__TASK TO CARRY OUT__
An exact copy of every record is needed.

────────────────

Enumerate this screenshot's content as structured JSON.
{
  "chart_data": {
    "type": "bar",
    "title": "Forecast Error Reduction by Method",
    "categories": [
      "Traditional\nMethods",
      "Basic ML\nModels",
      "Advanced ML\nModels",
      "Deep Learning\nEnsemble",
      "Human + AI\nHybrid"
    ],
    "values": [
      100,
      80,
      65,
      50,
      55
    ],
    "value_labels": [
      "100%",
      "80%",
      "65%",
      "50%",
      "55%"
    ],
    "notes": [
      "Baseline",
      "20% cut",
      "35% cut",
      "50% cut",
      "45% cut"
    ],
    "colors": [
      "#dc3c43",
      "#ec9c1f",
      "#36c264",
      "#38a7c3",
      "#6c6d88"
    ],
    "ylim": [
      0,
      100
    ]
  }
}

────────────────

__REPLY TO THE EXERCISE__
Enumerate this screenshot's content as structured JSON.
{
  "chart_data": {
    "type": "bar",
    "title": "Forecast Error Reduction by Method",
    "categories": [
      "Traditional\nMethods",
      "Basic ML\nModels",
      "Advanced ML\nModels",
      "Deep Learning\nEnsemble",
      "Human + AI\nHybrid"
    ],
    "values": [
      100,
      80,
      65,
      50,
      55
    ],
    "value_labels": [
      "100%",
      "80%",
      "65%",
      "50%",
      "55%"
    ],
    "notes": [
      "Baseline",
      "20% cut",
      "35% cut",
      "50% cut",
      "45% cut"
    ],
    "colors": [
      "#dc3c43",
      "#ec9c1f",
      "#36c264",
      "#38a7c3",
      "#6c6d88"
    ],
    "ylim": [
      0,
      100
    ]
  }
}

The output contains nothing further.